GOAL: Look over the entries that follow and work out how many lines contain "vacuum". State the number only.

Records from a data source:
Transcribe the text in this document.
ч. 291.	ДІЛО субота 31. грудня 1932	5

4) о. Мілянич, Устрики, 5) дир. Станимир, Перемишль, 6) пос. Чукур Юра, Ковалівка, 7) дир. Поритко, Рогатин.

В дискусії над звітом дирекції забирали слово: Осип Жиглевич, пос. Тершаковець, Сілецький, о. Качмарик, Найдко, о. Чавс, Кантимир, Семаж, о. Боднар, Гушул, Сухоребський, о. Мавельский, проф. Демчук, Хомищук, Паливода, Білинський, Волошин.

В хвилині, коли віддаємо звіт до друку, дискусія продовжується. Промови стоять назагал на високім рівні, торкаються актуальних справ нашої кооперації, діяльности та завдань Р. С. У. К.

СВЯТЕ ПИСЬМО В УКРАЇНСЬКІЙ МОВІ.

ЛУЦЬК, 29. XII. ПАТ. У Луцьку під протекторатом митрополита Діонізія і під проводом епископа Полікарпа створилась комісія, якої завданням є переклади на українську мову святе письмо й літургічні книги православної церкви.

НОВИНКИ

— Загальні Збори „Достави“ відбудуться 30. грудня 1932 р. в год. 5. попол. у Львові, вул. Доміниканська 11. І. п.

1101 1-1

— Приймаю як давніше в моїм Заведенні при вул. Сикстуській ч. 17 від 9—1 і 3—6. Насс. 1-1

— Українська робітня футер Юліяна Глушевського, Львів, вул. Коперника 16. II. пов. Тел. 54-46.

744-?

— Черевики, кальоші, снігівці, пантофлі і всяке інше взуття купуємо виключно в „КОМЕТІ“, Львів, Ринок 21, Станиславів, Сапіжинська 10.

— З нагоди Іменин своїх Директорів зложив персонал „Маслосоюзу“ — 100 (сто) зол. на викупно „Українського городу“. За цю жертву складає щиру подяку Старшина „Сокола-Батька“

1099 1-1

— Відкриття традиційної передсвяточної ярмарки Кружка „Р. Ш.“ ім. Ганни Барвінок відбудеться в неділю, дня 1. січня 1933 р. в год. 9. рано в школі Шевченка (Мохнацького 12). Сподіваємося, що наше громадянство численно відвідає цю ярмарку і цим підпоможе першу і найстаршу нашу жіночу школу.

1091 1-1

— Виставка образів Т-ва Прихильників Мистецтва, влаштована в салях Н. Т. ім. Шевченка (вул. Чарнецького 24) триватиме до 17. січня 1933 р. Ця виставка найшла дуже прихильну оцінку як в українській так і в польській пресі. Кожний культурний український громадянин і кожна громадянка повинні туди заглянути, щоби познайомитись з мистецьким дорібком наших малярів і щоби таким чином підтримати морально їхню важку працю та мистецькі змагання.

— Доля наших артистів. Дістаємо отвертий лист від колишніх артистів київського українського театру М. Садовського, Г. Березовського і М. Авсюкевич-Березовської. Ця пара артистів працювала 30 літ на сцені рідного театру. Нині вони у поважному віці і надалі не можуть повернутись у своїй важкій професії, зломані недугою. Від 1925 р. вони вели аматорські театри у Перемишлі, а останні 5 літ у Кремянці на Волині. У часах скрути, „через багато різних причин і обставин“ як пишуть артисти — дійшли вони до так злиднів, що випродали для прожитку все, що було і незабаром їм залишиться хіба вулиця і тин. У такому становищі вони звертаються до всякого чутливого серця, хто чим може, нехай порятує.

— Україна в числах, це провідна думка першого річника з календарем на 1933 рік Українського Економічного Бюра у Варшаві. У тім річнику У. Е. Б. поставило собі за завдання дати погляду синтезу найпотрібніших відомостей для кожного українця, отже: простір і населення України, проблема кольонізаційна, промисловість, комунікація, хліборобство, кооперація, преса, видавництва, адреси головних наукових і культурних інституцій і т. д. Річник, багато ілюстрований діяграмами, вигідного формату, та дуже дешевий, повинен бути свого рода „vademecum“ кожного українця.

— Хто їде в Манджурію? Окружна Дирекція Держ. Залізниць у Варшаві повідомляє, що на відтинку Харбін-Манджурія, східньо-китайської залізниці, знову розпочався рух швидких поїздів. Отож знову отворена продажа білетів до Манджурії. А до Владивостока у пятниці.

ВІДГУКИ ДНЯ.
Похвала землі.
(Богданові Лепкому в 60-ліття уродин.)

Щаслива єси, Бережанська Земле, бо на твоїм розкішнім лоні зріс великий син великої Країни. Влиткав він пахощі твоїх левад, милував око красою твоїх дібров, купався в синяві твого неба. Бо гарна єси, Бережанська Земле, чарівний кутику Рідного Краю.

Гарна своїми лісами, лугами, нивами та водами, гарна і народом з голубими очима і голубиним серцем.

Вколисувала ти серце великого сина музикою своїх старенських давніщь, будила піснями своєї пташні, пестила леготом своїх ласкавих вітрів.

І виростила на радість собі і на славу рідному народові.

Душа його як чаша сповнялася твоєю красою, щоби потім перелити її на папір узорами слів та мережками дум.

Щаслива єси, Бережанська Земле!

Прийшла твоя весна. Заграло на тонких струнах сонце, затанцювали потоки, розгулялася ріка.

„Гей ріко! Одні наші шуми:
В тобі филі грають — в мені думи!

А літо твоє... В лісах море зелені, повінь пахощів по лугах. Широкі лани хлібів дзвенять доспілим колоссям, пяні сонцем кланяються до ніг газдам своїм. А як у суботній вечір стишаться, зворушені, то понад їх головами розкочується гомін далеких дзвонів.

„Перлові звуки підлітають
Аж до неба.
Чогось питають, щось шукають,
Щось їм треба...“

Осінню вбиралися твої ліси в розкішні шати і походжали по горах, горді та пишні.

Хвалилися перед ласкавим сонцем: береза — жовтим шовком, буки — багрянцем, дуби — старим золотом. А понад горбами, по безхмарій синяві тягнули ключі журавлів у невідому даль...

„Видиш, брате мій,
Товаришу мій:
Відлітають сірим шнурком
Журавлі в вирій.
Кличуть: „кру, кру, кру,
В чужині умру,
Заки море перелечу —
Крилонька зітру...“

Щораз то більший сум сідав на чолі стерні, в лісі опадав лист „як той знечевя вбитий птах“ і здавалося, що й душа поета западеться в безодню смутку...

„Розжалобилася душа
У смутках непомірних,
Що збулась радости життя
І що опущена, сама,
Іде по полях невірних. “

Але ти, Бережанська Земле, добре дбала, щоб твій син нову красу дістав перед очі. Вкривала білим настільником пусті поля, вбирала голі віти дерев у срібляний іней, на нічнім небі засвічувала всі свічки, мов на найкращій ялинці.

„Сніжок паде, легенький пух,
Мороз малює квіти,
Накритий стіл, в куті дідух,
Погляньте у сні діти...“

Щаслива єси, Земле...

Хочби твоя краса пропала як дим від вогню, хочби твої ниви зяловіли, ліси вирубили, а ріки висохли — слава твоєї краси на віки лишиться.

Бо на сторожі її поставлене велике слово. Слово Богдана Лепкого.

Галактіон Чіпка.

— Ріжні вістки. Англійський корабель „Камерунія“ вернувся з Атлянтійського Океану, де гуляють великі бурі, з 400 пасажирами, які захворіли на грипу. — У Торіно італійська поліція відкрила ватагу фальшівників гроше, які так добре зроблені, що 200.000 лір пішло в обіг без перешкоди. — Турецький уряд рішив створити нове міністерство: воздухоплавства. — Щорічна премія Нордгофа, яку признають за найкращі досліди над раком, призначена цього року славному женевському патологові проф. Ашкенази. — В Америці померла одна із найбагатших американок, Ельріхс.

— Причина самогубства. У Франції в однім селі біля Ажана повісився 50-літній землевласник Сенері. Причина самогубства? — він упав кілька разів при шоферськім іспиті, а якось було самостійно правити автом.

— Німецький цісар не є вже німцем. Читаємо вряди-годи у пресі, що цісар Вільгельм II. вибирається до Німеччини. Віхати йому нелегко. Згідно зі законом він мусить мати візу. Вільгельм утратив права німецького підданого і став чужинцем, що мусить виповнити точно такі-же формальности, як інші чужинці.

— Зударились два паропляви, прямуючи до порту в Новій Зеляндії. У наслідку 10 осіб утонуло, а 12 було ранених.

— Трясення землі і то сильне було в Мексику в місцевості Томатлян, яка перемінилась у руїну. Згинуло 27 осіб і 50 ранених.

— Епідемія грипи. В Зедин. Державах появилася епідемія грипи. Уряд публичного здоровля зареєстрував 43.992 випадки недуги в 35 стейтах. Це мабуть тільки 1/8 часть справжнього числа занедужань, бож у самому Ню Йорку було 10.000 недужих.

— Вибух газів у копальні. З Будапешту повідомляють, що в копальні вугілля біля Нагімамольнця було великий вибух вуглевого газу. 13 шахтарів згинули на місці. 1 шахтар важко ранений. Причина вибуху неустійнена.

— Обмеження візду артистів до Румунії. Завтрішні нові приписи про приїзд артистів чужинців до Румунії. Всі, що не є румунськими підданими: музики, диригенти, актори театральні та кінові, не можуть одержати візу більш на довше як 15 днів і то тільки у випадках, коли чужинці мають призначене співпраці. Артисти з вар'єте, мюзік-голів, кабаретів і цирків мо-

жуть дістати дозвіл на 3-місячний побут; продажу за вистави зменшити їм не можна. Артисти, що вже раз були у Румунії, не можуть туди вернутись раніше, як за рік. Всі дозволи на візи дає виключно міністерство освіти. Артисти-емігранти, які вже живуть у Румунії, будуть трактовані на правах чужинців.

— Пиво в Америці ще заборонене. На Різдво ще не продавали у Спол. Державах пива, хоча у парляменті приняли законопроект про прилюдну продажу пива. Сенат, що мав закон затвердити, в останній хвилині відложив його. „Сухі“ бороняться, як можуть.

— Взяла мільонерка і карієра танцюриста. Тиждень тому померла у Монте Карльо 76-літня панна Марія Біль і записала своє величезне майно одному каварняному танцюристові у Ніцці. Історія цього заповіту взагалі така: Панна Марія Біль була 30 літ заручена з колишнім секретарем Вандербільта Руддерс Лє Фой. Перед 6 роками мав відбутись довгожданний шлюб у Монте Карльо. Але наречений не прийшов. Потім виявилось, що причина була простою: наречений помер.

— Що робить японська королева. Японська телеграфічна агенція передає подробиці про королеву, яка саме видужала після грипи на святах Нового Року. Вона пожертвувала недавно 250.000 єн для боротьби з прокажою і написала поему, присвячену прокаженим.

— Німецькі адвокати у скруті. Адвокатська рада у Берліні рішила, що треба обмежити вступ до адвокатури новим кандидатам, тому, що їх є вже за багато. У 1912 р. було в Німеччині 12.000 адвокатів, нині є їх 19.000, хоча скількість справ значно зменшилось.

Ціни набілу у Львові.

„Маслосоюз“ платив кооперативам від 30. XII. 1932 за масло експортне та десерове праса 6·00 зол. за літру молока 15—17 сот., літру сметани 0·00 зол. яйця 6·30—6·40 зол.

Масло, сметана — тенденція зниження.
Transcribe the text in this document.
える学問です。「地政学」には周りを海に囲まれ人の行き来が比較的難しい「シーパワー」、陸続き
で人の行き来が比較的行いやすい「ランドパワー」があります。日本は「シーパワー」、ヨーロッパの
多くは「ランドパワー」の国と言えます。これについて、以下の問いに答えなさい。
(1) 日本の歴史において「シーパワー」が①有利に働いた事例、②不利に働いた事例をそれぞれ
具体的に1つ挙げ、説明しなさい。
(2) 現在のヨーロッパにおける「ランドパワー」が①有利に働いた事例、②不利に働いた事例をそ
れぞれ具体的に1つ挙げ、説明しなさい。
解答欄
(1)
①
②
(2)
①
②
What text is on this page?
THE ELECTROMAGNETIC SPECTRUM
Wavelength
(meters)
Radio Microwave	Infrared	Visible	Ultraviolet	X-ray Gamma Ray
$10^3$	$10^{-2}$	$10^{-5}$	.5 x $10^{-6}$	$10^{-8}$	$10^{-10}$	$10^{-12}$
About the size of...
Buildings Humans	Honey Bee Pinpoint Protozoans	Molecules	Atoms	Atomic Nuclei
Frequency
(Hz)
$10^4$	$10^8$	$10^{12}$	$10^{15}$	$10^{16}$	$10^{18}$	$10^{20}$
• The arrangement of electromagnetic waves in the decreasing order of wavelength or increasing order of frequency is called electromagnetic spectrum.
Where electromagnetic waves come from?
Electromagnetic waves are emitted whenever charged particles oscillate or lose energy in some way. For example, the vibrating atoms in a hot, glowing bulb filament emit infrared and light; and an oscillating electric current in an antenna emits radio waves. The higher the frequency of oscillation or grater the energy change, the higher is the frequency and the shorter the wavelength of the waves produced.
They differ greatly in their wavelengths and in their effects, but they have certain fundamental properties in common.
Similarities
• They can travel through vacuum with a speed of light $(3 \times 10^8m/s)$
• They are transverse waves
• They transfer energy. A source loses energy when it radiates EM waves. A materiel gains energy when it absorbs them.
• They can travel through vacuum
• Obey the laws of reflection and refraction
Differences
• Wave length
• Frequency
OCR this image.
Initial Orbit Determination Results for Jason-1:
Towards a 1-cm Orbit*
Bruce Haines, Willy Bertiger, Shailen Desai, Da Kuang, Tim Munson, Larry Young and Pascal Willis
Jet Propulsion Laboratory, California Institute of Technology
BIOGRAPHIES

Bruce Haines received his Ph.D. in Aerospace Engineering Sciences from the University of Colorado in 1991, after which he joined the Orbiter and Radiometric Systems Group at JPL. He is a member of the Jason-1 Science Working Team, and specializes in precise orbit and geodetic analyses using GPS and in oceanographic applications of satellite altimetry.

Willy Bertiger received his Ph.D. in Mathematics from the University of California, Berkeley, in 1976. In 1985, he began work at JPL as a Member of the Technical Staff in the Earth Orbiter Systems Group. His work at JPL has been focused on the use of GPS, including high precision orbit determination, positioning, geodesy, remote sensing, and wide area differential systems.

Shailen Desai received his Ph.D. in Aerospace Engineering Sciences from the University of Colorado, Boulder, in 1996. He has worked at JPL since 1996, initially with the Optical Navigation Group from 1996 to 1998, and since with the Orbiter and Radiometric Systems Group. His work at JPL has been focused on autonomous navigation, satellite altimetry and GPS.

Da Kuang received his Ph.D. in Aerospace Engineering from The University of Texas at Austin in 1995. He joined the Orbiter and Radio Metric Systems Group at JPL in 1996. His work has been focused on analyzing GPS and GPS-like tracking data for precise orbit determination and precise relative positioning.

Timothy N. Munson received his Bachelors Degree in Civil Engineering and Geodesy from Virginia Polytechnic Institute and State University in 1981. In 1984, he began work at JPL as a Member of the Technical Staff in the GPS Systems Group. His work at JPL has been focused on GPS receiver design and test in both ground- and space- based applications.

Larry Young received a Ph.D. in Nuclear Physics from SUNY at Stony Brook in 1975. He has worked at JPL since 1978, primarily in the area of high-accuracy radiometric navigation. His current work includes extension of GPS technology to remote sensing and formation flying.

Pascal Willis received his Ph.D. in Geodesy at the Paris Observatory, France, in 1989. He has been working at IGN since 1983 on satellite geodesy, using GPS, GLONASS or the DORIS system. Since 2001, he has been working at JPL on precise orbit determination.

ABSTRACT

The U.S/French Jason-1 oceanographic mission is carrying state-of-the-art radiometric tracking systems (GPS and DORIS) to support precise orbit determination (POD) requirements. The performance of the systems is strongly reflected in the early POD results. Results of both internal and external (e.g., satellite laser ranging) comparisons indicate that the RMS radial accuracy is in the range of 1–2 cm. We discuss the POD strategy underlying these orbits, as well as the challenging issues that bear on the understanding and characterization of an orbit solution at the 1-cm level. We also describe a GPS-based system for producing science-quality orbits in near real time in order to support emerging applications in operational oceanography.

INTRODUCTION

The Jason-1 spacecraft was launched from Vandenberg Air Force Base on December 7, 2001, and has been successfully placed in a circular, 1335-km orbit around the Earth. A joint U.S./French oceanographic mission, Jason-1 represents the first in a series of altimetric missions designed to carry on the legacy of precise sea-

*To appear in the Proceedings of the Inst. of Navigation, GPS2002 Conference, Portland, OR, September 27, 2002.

COMPLETE RESPONSE: 2